To do
Copy every line of the records below where the word "this" occurs.

● ● ● ● ●

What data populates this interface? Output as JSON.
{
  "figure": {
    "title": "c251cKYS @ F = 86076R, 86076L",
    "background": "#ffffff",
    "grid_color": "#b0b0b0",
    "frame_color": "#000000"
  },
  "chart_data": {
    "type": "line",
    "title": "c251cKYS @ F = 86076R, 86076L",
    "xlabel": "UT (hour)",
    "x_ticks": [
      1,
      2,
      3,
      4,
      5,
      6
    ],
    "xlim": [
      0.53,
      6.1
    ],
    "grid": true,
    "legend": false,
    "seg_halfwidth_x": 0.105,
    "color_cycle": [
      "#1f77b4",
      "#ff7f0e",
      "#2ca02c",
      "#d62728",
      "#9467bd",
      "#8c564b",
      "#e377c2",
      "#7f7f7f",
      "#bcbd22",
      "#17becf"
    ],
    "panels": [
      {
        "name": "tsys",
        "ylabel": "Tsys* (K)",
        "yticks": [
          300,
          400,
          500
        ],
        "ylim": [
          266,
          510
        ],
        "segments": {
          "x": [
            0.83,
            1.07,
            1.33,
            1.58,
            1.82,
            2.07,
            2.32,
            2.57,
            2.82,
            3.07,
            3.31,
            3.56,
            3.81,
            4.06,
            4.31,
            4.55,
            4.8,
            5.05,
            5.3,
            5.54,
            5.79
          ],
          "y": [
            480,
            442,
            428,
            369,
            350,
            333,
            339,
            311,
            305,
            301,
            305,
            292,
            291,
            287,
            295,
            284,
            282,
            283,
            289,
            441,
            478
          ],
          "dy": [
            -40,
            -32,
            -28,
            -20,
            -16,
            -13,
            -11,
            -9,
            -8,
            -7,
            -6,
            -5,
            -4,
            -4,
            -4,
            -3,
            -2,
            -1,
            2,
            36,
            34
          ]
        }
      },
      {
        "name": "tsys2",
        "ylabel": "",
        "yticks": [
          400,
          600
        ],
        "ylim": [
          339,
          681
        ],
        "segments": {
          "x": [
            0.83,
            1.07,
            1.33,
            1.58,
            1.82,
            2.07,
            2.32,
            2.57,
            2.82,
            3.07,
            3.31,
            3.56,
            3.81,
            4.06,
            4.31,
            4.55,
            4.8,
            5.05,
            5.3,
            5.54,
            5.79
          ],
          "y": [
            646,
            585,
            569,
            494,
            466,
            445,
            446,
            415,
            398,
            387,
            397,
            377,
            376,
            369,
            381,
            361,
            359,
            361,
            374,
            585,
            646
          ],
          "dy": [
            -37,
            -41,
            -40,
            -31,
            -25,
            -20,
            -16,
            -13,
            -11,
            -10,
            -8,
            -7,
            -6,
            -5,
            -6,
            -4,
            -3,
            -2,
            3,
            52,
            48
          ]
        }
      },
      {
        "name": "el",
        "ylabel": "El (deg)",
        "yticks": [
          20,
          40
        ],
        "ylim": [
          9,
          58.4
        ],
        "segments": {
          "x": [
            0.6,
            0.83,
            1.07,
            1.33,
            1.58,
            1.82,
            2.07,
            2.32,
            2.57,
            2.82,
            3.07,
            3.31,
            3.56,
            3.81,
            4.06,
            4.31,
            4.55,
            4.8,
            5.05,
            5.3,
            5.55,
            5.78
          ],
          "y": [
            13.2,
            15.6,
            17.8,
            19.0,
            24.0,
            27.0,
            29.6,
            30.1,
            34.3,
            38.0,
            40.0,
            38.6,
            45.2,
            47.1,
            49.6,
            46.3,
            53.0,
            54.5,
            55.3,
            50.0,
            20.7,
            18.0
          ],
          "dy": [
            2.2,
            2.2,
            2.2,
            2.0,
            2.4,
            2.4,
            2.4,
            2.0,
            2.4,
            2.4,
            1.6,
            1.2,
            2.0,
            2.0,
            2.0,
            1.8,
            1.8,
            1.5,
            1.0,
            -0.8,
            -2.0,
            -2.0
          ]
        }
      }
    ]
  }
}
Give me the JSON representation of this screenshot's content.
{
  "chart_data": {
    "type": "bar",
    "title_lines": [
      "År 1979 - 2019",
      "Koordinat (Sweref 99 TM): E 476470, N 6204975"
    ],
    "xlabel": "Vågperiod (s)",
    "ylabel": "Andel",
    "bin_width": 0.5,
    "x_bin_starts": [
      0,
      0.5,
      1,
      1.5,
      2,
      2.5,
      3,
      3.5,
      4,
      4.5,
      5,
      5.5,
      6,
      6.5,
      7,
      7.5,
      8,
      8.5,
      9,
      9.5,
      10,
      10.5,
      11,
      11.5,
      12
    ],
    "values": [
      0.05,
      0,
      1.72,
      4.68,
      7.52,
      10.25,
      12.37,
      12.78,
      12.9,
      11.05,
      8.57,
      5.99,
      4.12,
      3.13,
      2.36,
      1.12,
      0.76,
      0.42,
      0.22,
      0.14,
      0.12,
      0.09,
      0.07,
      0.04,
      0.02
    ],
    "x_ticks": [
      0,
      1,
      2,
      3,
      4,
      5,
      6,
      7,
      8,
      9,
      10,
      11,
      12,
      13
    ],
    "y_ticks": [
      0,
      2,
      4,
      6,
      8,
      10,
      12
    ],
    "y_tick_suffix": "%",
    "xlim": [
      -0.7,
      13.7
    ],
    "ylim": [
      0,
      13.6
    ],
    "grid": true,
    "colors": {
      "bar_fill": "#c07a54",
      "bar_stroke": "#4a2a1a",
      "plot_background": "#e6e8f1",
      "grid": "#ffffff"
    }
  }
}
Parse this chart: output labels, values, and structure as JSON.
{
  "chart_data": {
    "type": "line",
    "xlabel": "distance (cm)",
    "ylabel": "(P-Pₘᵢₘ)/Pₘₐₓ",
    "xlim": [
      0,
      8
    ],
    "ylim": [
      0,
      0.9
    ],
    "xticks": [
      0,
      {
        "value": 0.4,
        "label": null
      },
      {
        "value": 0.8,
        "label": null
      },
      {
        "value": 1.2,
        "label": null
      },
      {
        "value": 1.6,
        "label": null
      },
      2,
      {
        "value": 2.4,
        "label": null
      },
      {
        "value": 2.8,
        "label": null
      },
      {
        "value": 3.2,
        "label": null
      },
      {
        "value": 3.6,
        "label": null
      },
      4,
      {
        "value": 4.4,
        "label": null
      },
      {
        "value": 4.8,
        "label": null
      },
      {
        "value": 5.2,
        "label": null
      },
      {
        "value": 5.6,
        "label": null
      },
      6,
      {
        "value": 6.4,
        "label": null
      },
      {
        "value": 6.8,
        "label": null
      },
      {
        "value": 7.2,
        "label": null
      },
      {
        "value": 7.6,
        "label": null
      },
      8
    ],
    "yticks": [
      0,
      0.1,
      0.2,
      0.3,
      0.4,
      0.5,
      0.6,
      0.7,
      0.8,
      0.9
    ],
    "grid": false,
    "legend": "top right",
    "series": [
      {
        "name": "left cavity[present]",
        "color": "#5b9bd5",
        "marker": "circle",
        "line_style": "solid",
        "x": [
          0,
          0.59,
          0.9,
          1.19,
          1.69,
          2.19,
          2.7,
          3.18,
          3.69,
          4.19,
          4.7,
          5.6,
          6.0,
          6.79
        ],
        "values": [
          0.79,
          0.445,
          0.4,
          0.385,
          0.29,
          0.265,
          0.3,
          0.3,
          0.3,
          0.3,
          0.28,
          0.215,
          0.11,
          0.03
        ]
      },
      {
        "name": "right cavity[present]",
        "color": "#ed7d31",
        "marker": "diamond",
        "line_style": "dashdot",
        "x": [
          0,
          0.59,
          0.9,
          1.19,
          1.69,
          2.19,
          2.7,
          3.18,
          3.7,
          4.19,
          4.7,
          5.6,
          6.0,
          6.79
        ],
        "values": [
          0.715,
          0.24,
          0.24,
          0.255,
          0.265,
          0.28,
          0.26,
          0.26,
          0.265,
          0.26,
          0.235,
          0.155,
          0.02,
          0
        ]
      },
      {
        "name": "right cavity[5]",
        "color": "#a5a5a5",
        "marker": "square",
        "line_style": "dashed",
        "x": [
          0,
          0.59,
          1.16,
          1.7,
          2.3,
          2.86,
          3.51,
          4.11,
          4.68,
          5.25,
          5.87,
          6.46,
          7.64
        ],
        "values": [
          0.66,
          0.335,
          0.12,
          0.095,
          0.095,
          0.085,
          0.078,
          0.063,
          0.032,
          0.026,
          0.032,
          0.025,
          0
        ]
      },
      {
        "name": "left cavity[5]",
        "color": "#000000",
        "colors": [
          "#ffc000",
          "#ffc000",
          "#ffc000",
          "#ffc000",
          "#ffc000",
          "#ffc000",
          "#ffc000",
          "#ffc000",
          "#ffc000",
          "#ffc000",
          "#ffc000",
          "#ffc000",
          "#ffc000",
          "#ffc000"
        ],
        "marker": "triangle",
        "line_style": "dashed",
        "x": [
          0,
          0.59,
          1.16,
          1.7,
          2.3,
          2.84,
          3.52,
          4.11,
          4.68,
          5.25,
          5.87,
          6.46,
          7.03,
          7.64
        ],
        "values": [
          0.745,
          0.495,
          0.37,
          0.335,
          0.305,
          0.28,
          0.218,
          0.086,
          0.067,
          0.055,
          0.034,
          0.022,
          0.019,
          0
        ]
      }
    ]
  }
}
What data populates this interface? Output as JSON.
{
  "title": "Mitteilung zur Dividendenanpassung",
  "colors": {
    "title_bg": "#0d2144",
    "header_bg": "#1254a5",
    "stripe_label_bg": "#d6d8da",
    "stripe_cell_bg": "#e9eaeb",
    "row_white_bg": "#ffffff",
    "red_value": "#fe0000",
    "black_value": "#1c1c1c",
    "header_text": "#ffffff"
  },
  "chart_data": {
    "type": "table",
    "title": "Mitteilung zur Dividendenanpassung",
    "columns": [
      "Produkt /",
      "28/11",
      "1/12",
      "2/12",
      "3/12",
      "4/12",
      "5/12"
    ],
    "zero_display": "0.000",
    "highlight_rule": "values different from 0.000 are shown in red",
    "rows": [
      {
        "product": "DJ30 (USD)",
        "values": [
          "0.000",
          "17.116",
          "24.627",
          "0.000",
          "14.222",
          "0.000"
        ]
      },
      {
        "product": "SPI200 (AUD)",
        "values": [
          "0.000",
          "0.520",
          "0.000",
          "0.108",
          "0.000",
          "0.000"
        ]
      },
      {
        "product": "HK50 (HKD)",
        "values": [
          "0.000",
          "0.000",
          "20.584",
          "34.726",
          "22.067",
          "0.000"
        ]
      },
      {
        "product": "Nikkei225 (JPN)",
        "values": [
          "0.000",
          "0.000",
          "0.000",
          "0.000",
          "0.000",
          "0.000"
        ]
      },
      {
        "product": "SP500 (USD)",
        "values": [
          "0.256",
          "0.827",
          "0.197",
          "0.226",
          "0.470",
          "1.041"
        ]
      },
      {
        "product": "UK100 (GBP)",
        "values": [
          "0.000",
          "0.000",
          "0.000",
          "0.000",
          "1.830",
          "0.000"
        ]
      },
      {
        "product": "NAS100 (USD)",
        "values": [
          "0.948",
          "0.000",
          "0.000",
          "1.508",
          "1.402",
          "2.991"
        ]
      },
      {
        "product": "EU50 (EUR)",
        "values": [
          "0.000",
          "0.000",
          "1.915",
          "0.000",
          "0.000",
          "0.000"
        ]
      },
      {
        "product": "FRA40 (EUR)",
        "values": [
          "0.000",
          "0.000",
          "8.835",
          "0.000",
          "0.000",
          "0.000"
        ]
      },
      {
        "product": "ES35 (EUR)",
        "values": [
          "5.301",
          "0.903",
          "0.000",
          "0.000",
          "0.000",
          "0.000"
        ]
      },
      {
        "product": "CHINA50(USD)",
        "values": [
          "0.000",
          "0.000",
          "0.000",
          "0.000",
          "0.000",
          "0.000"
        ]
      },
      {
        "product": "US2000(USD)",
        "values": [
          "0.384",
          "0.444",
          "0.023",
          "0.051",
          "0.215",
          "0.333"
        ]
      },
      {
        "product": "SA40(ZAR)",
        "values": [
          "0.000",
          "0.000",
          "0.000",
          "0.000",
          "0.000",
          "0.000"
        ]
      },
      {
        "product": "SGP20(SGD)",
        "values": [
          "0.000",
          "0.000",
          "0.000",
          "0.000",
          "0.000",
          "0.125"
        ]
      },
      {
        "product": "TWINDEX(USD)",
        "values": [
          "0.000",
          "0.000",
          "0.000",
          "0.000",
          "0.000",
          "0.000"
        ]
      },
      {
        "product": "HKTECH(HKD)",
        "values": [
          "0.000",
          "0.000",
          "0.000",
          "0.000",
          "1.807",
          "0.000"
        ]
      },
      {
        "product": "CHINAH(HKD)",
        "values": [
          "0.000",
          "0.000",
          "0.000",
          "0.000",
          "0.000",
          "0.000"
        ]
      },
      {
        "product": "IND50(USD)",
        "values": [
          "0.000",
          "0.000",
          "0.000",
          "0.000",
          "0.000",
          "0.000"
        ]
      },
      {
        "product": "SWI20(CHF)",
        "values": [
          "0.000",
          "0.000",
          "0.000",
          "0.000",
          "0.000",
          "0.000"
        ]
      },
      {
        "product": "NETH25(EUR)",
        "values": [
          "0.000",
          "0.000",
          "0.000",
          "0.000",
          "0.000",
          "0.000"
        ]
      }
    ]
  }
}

● ● ● ● ●

Result
What data populates this interface? Output as JSON.
Give me the JSON representation of this screenshot's content.
Parse this chart: output labels, values, and structure as JSON.
What data populates this interface? Output as JSON.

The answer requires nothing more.